Transcribe every line of the records below verbatim, omitting the pictures.

+ + + +

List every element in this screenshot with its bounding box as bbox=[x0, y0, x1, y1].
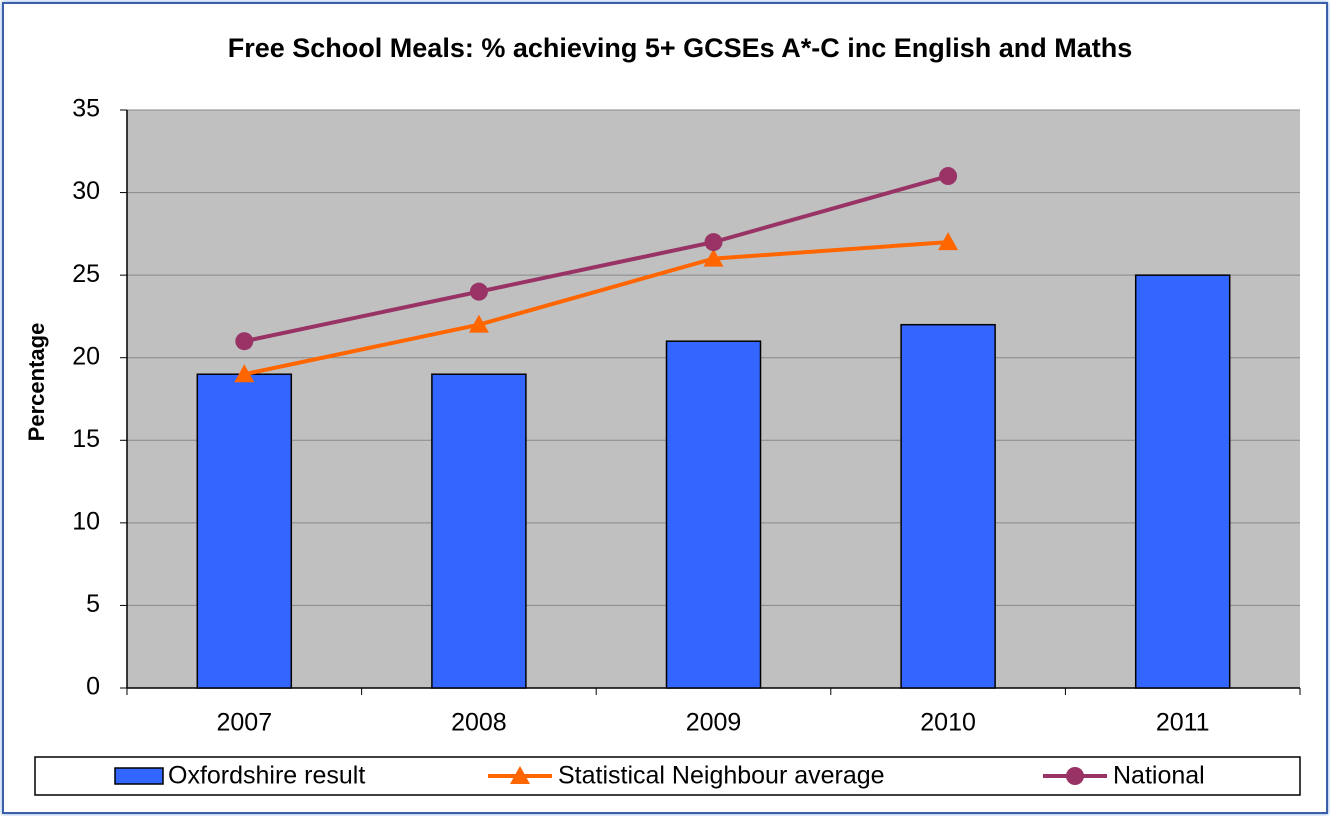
y-tick-label: 10 bbox=[72, 507, 100, 535]
legend-label: Oxfordshire result bbox=[168, 762, 365, 790]
legend-swatch bbox=[114, 767, 164, 785]
marker bbox=[939, 167, 958, 186]
y-tick-label: 5 bbox=[86, 590, 100, 618]
chart-title: Free School Meals: % achieving 5+ GCSEs … bbox=[227, 33, 1133, 63]
line bbox=[243, 240, 949, 377]
marker bbox=[468, 314, 489, 333]
x-tick-label: 2011 bbox=[1156, 709, 1210, 737]
x-tick-label: 2010 bbox=[920, 709, 976, 737]
x-tick-label: 2008 bbox=[451, 709, 507, 737]
legend-marker bbox=[510, 766, 530, 784]
x-tick-label: 2009 bbox=[686, 709, 742, 737]
y-tick-label: 35 bbox=[72, 95, 100, 123]
marker bbox=[938, 232, 959, 251]
bar bbox=[900, 323, 996, 689]
marker bbox=[235, 332, 254, 351]
bar bbox=[196, 373, 293, 689]
marker bbox=[703, 248, 724, 267]
marker bbox=[234, 364, 255, 383]
line bbox=[243, 174, 949, 344]
legend-label: Statistical Neighbour average bbox=[558, 762, 885, 790]
y-tick-label: 15 bbox=[72, 425, 100, 453]
y-tick-label: 20 bbox=[72, 342, 100, 370]
bar bbox=[665, 340, 762, 689]
y-tick-label: 30 bbox=[72, 177, 100, 205]
marker bbox=[469, 282, 488, 301]
y-tick-label: 0 bbox=[86, 673, 100, 701]
x-tick-label: 2007 bbox=[216, 709, 272, 737]
y-tick-label: 25 bbox=[72, 260, 100, 288]
marker bbox=[704, 233, 723, 252]
bar bbox=[1134, 274, 1231, 689]
bar bbox=[431, 373, 527, 689]
y-axis-label: Percentage bbox=[24, 323, 49, 442]
legend-label: National bbox=[1113, 762, 1205, 790]
legend-marker bbox=[1066, 767, 1084, 785]
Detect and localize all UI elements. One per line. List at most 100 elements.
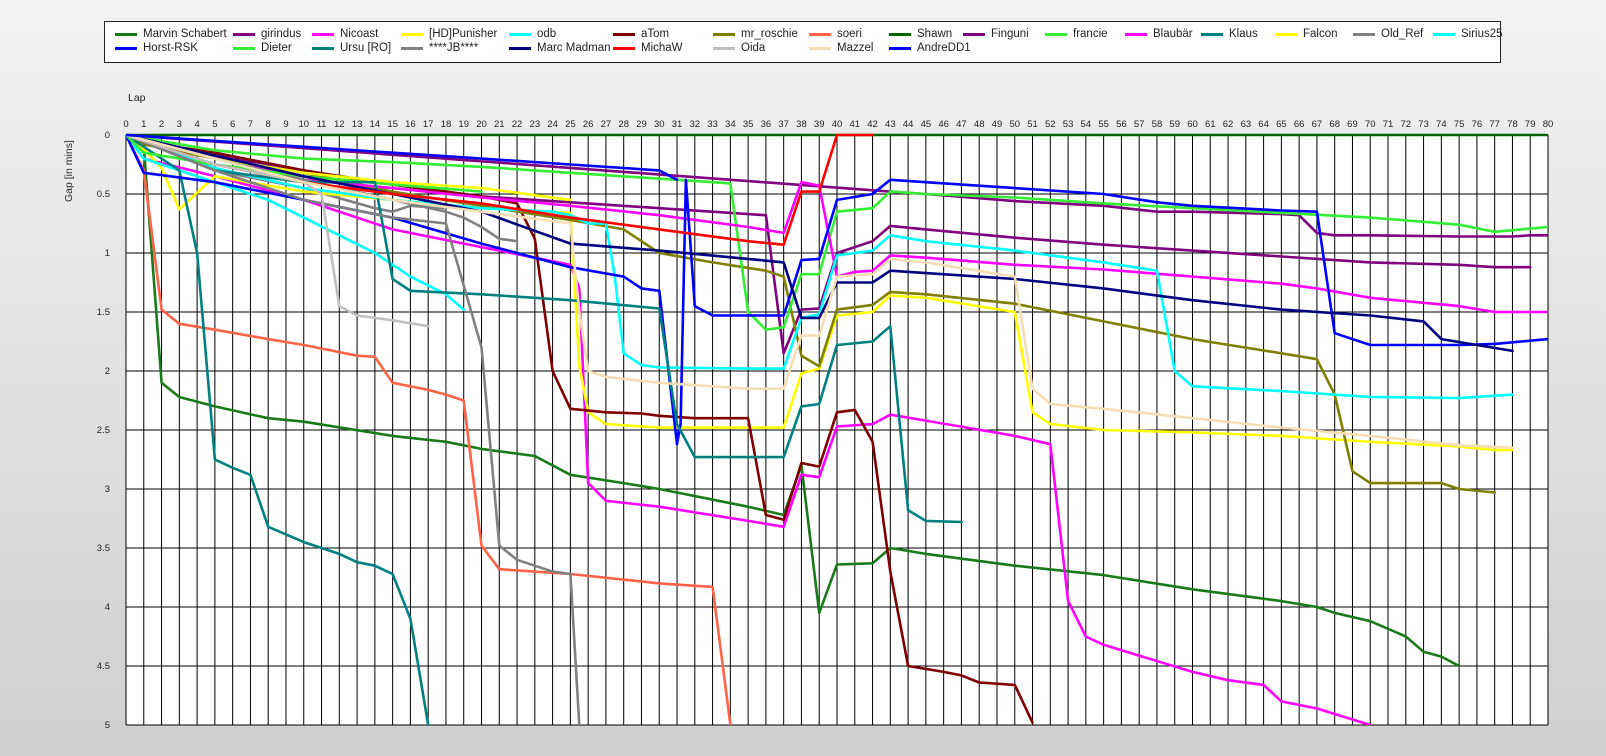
x-tick-label: 65: [1276, 119, 1287, 130]
x-tick-label: 53: [1063, 119, 1074, 130]
x-tick-label: 16: [405, 119, 416, 130]
x-tick-label: 66: [1294, 119, 1305, 130]
x-tick-label: 0: [123, 119, 128, 130]
legend-swatch: [889, 32, 911, 36]
x-tick-label: 41: [849, 119, 860, 130]
legend-swatch: [613, 46, 635, 50]
legend-swatch: [312, 46, 334, 50]
x-axis-title: Lap: [128, 92, 146, 104]
legend-swatch: [963, 32, 985, 36]
y-tick-label: 0: [105, 130, 110, 141]
series-line-11: [126, 133, 1548, 314]
legend-swatch: [509, 46, 531, 50]
series-line-4: [126, 133, 466, 311]
y-tick-label: 2.5: [97, 425, 110, 436]
x-tick-label: 11: [317, 119, 327, 130]
legend-label: AndreDD1: [917, 42, 971, 54]
legend-item: Finguni: [963, 27, 1029, 41]
x-tick-label: 4: [194, 119, 199, 130]
legend-item: Marvin Schabert: [115, 27, 227, 41]
y-tick-label: 3.5: [97, 543, 110, 554]
x-tick-label: 40: [832, 119, 843, 130]
x-tick-label: 60: [1187, 119, 1198, 130]
x-tick-label: 1: [141, 119, 146, 130]
legend-item: Old_Ref: [1353, 27, 1423, 41]
x-tick-label: 64: [1258, 119, 1269, 130]
x-tick-label: 54: [1081, 119, 1092, 130]
x-tick-label: 42: [867, 119, 878, 130]
x-tick-label: 22: [512, 119, 523, 130]
legend-label: Marc Madman: [537, 42, 611, 54]
legend-item: francie: [1045, 27, 1108, 41]
legend: Marvin Schabert girindus Nicoast [HD]Punish…: [104, 21, 1503, 63]
x-tick-label: 57: [1134, 119, 1145, 130]
x-tick-label: 70: [1365, 119, 1376, 130]
legend-label: Blaubär: [1153, 28, 1193, 40]
grid-lines: [125, 134, 1549, 726]
legend-label: Sirius25: [1461, 28, 1503, 40]
x-tick-label: 36: [761, 119, 772, 130]
series-line-2: [126, 133, 1372, 725]
x-tick-label: 23: [530, 119, 541, 130]
x-tick-label: 6: [230, 119, 235, 130]
x-tick-label: 31: [672, 119, 683, 130]
legend-item: MichaW: [613, 41, 683, 55]
x-tick-label: 58: [1152, 119, 1163, 130]
x-tick-label: 25: [565, 119, 576, 130]
legend-item: girindus: [233, 27, 301, 41]
legend-swatch: [233, 46, 255, 50]
y-axis-title: Gap [in mins]: [63, 140, 75, 202]
legend-item: Oida: [713, 41, 765, 55]
legend-label: Falcon: [1303, 28, 1338, 40]
legend-swatch: [713, 32, 735, 36]
x-tick-label: 19: [458, 119, 469, 130]
x-tick-label: 56: [1116, 119, 1127, 130]
x-tick-label: 2: [159, 119, 164, 130]
legend-swatch: [1275, 32, 1297, 36]
x-tick-label: 12: [334, 119, 345, 130]
y-tick-label: 4.5: [97, 661, 110, 672]
legend-label: soeri: [837, 28, 862, 40]
legend-label: MichaW: [641, 42, 683, 54]
x-tick-label: 37: [778, 119, 789, 130]
x-tick-label: 52: [1045, 119, 1056, 130]
legend-item: Klaus: [1201, 27, 1258, 41]
x-tick-label: 3: [177, 119, 182, 130]
axis-layer: 0 1 2 3 4 5 6 7 8 9 10 11 12 13 14 15 16 17 18 19 20 21 22 23 24…: [97, 119, 1554, 731]
x-tick-label: 39: [814, 119, 825, 130]
series-line-20: [126, 133, 1514, 353]
x-tick-label: 45: [921, 119, 932, 130]
x-tick-label: 35: [743, 119, 754, 130]
x-tick-label: 49: [992, 119, 1003, 130]
legend-swatch: [401, 32, 423, 36]
x-tick-label: 7: [248, 119, 253, 130]
x-tick-label: 29: [636, 119, 647, 130]
x-tick-label: 47: [956, 119, 967, 130]
x-tick-label: 79: [1525, 119, 1536, 130]
legend-label: [HD]Punisher: [429, 28, 498, 40]
y-tick-label: 1: [105, 248, 110, 259]
x-tick-label: 13: [352, 119, 363, 130]
x-tick-label: 63: [1241, 119, 1252, 130]
legend-label: Mazzel: [837, 42, 874, 54]
legend-item: Shawn: [889, 27, 952, 41]
series-group: [126, 133, 1548, 725]
x-tick-label: 61: [1205, 119, 1216, 130]
series-line-15: [126, 133, 1514, 400]
legend-label: Dieter: [261, 42, 292, 54]
x-tick-label: 27: [601, 119, 612, 130]
legend-swatch: [1045, 32, 1067, 36]
legend-item: Ursu [RO]: [312, 41, 391, 55]
legend-label: Ursu [RO]: [340, 42, 392, 54]
x-tick-label: 59: [1169, 119, 1180, 130]
legend-item: aTom: [613, 27, 669, 41]
legend-swatch: [233, 32, 255, 36]
legend-item: Marc Madman: [509, 41, 611, 55]
x-tick-label: 21: [494, 119, 505, 130]
series-line-12: [126, 133, 430, 725]
legend-swatch: [809, 46, 831, 50]
x-tick-label: 44: [903, 119, 914, 130]
legend-swatch: [509, 32, 531, 36]
x-tick-label: 71: [1383, 119, 1394, 130]
x-tick-label: 55: [1098, 119, 1109, 130]
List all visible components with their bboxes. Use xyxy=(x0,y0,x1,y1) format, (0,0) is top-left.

+ + + +

- [Problem solution]
List every element in this screenshot with its bounding box as bbox=[x0, y0, x1, y1].
y-tick-label: 10 bbox=[72, 507, 100, 535]
legend-label: Oxfordshire result bbox=[168, 762, 365, 790]
legend-swatch bbox=[114, 767, 164, 785]
marker bbox=[939, 167, 958, 186]
y-tick-label: 5 bbox=[86, 590, 100, 618]
chart-title: Free School Meals: % achieving 5+ GCSEs … bbox=[227, 33, 1133, 63]
line bbox=[243, 240, 949, 377]
marker bbox=[468, 314, 489, 333]
x-tick-label: 2011 bbox=[1156, 709, 1210, 737]
x-tick-label: 2010 bbox=[920, 709, 976, 737]
x-tick-label: 2008 bbox=[451, 709, 507, 737]
legend-marker bbox=[510, 766, 530, 784]
x-tick-label: 2009 bbox=[686, 709, 742, 737]
y-tick-label: 35 bbox=[72, 95, 100, 123]
marker bbox=[938, 232, 959, 251]
bar bbox=[900, 323, 996, 689]
marker bbox=[235, 332, 254, 351]
bar bbox=[196, 373, 293, 689]
marker bbox=[703, 248, 724, 267]
marker bbox=[234, 364, 255, 383]
line bbox=[243, 174, 949, 344]
legend-label: Statistical Neighbour average bbox=[558, 762, 885, 790]
y-tick-label: 15 bbox=[72, 425, 100, 453]
y-tick-label: 20 bbox=[72, 342, 100, 370]
bar bbox=[665, 340, 762, 689]
y-tick-label: 30 bbox=[72, 177, 100, 205]
marker bbox=[469, 282, 488, 301]
y-tick-label: 0 bbox=[86, 673, 100, 701]
x-tick-label: 2007 bbox=[216, 709, 272, 737]
y-tick-label: 25 bbox=[72, 260, 100, 288]
marker bbox=[704, 233, 723, 252]
bar bbox=[1134, 274, 1231, 689]
bar bbox=[431, 373, 527, 689]
y-axis-label: Percentage bbox=[24, 323, 49, 442]
legend-label: National bbox=[1113, 762, 1205, 790]
legend-marker bbox=[1066, 767, 1084, 785]
Detect and localize all UI elements. One per line. List at most 100 elements.
x-tick-label: 65: [1276, 119, 1287, 130]
x-tick-label: 53: [1063, 119, 1074, 130]
x-tick-label: 16: [405, 119, 416, 130]
x-tick-label: 66: [1294, 119, 1305, 130]
x-tick-label: 0: [123, 119, 128, 130]
legend-swatch: [889, 32, 911, 36]
x-tick-label: 41: [849, 119, 860, 130]
legend-swatch: [613, 46, 635, 50]
legend-swatch: [312, 46, 334, 50]
x-axis-title: Lap: [128, 92, 146, 104]
legend-swatch: [963, 32, 985, 36]
y-tick-label: 0: [105, 130, 110, 141]
series-line-11: [126, 133, 1548, 314]
legend-swatch: [509, 46, 531, 50]
series-line-4: [126, 133, 466, 311]
y-tick-label: 2.5: [97, 425, 110, 436]
x-tick-label: 11: [317, 119, 327, 130]
legend-label: AndreDD1: [917, 42, 971, 54]
legend-item: Finguni: [963, 27, 1029, 41]
x-tick-label: 4: [194, 119, 199, 130]
legend-item: Marvin Schabert: [115, 27, 227, 41]
y-tick-label: 3.5: [97, 543, 110, 554]
x-tick-label: 40: [832, 119, 843, 130]
x-tick-label: 60: [1187, 119, 1198, 130]
x-tick-label: 1: [141, 119, 146, 130]
legend-item: Old_Ref: [1353, 27, 1423, 41]
x-tick-label: 64: [1258, 119, 1269, 130]
x-tick-label: 54: [1081, 119, 1092, 130]
x-tick-label: 42: [867, 119, 878, 130]
x-tick-label: 22: [512, 119, 523, 130]
legend-label: Marc Madman: [537, 42, 611, 54]
legend-item: francie: [1045, 27, 1108, 41]
legend: Marvin Schabert girindus Nicoast [HD]Punish…: [104, 21, 1503, 63]
x-tick-label: 57: [1134, 119, 1145, 130]
x-tick-label: 70: [1365, 119, 1376, 130]
legend-label: Blaubär: [1153, 28, 1193, 40]
grid-lines: [125, 134, 1549, 726]
legend-label: Sirius25: [1461, 28, 1503, 40]
x-tick-label: 36: [761, 119, 772, 130]
series-line-2: [126, 133, 1372, 725]
x-tick-label: 23: [530, 119, 541, 130]
x-tick-label: 6: [230, 119, 235, 130]
x-tick-label: 31: [672, 119, 683, 130]
legend-item: MichaW: [613, 41, 683, 55]
x-tick-label: 58: [1152, 119, 1163, 130]
x-tick-label: 25: [565, 119, 576, 130]
legend-item: girindus: [233, 27, 301, 41]
legend-swatch: [233, 46, 255, 50]
y-axis-title: Gap [in mins]: [63, 140, 75, 202]
legend-item: Oida: [713, 41, 765, 55]
legend-label: Falcon: [1303, 28, 1338, 40]
legend-swatch: [713, 32, 735, 36]
x-tick-label: 19: [458, 119, 469, 130]
x-tick-label: 56: [1116, 119, 1127, 130]
x-tick-label: 2: [159, 119, 164, 130]
legend-swatch: [1275, 32, 1297, 36]
x-tick-label: 12: [334, 119, 345, 130]
y-tick-label: 4.5: [97, 661, 110, 672]
legend-label: soeri: [837, 28, 862, 40]
legend-label: MichaW: [641, 42, 683, 54]
x-tick-label: 37: [778, 119, 789, 130]
x-tick-label: 52: [1045, 119, 1056, 130]
legend-item: Klaus: [1201, 27, 1258, 41]
x-tick-label: 3: [177, 119, 182, 130]
axis-layer: 0 1 2 3 4 5 6 7 8 9 10 11 12 13 14 15 16 17 18 19 20 21 22 23 24…: [97, 119, 1554, 731]
x-tick-label: 39: [814, 119, 825, 130]
series-line-20: [126, 133, 1514, 353]
x-tick-label: 45: [921, 119, 932, 130]
x-tick-label: 35: [743, 119, 754, 130]
x-tick-label: 49: [992, 119, 1003, 130]
legend-swatch: [401, 32, 423, 36]
x-tick-label: 7: [248, 119, 253, 130]
x-tick-label: 29: [636, 119, 647, 130]
x-tick-label: 47: [956, 119, 967, 130]
x-tick-label: 79: [1525, 119, 1536, 130]
legend-label: [HD]Punisher: [429, 28, 498, 40]
y-tick-label: 1: [105, 248, 110, 259]
x-tick-label: 13: [352, 119, 363, 130]
x-tick-label: 63: [1241, 119, 1252, 130]
legend-label: Mazzel: [837, 42, 874, 54]
legend-item: Shawn: [889, 27, 952, 41]
series-group: [126, 133, 1548, 725]
x-tick-label: 61: [1205, 119, 1216, 130]
series-line-15: [126, 133, 1514, 400]
legend-label: Dieter: [261, 42, 292, 54]
x-tick-label: 27: [601, 119, 612, 130]
legend-swatch: [1045, 32, 1067, 36]
legend-item: Ursu [RO]: [312, 41, 391, 55]
legend-label: Ursu [RO]: [340, 42, 392, 54]
x-tick-label: 59: [1169, 119, 1180, 130]
legend-item: aTom: [613, 27, 669, 41]
legend-swatch: [233, 32, 255, 36]
legend-item: Marc Madman: [509, 41, 611, 55]
x-tick-label: 21: [494, 119, 505, 130]
series-line-12: [126, 133, 430, 725]
legend-swatch: [809, 46, 831, 50]
x-tick-label: 44: [903, 119, 914, 130]
legend-swatch: [509, 32, 531, 36]
x-tick-label: 71: [1383, 119, 1394, 130]
x-tick-label: 55: [1098, 119, 1109, 130]
List all visible components with their bboxes. Use xyxy=(x0,y0,x1,y1) format, (0,0) is top-left.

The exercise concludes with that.